>> BEGIN Data provided
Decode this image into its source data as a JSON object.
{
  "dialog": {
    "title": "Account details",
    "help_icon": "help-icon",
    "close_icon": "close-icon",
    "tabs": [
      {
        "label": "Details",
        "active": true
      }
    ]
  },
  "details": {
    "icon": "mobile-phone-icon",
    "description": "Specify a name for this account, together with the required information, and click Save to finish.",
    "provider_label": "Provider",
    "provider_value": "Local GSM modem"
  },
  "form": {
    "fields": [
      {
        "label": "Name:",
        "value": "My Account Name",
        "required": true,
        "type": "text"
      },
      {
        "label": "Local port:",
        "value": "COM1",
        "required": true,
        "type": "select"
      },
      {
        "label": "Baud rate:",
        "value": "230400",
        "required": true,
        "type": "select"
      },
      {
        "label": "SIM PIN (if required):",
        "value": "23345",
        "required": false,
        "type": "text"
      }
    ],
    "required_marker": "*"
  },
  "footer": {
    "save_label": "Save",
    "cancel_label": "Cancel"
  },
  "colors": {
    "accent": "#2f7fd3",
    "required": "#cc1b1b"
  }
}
>> END Data provided
*Exercise task*: Write down the full listing again, exactly.

*Worked solution*:
Decode this image into its source data as a JSON object.
{
  "dialog": {
    "title": "Account details",
    "help_icon": "help-icon",
    "close_icon": "close-icon",
    "tabs": [
      {
        "label": "Details",
        "active": true
      }
    ]
  },
  "details": {
    "icon": "mobile-phone-icon",
    "description": "Specify a name for this account, together with the required information, and click Save to finish.",
    "provider_label": "Provider",
    "provider_value": "Local GSM modem"
  },
  "form": {
    "fields": [
      {
        "label": "Name:",
        "value": "My Account Name",
        "required": true,
        "type": "text"
      },
      {
        "label": "Local port:",
        "value": "COM1",
        "required": true,
        "type": "select"
      },
      {
        "label": "Baud rate:",
        "value": "230400",
        "required": true,
        "type": "select"
      },
      {
        "label": "SIM PIN (if required):",
        "value": "23345",
        "required": false,
        "type": "text"
      }
    ],
    "required_marker": "*"
  },
  "footer": {
    "save_label": "Save",
    "cancel_label": "Cancel"
  },
  "colors": {
    "accent": "#2f7fd3",
    "required": "#cc1b1b"
  }
}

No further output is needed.